Omit the pictures from the entries below and retype everything else exactly.

------------

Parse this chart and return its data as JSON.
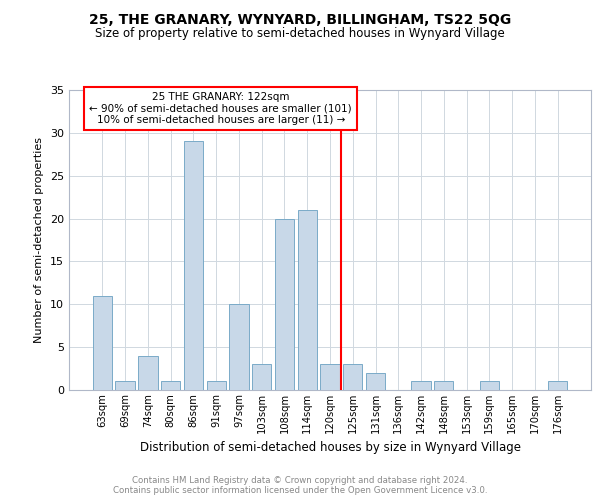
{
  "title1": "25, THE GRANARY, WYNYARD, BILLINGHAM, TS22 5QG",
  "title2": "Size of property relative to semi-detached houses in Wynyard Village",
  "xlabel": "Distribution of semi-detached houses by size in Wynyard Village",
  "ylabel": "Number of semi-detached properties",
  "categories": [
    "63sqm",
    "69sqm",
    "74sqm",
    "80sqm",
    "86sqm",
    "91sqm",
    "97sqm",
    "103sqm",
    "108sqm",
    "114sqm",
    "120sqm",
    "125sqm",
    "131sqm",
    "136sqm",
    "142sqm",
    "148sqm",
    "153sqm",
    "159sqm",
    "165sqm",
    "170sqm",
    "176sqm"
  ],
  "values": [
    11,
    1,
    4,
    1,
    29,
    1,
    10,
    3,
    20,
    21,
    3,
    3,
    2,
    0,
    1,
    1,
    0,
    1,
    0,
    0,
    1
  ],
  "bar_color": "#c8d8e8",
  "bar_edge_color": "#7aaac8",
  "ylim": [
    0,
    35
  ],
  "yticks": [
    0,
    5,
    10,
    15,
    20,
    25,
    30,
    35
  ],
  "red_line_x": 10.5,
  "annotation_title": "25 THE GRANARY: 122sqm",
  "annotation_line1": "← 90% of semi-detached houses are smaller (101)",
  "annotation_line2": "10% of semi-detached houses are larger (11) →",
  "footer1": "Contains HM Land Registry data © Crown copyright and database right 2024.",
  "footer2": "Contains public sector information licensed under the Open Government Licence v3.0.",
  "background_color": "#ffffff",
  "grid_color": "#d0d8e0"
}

------------

### Reply
Parse this chart and return its data as JSON.
{
  "title1": "25, THE GRANARY, WYNYARD, BILLINGHAM, TS22 5QG",
  "title2": "Size of property relative to semi-detached houses in Wynyard Village",
  "xlabel": "Distribution of semi-detached houses by size in Wynyard Village",
  "ylabel": "Number of semi-detached properties",
  "categories": [
    "63sqm",
    "69sqm",
    "74sqm",
    "80sqm",
    "86sqm",
    "91sqm",
    "97sqm",
    "103sqm",
    "108sqm",
    "114sqm",
    "120sqm",
    "125sqm",
    "131sqm",
    "136sqm",
    "142sqm",
    "148sqm",
    "153sqm",
    "159sqm",
    "165sqm",
    "170sqm",
    "176sqm"
  ],
  "values": [
    11,
    1,
    4,
    1,
    29,
    1,
    10,
    3,
    20,
    21,
    3,
    3,
    2,
    0,
    1,
    1,
    0,
    1,
    0,
    0,
    1
  ],
  "bar_color": "#c8d8e8",
  "bar_edge_color": "#7aaac8",
  "ylim": [
    0,
    35
  ],
  "yticks": [
    0,
    5,
    10,
    15,
    20,
    25,
    30,
    35
  ],
  "red_line_x": 10.5,
  "annotation_title": "25 THE GRANARY: 122sqm",
  "annotation_line1": "← 90% of semi-detached houses are smaller (101)",
  "annotation_line2": "10% of semi-detached houses are larger (11) →",
  "footer1": "Contains HM Land Registry data © Crown copyright and database right 2024.",
  "footer2": "Contains public sector information licensed under the Open Government Licence v3.0.",
  "background_color": "#ffffff",
  "grid_color": "#d0d8e0"
}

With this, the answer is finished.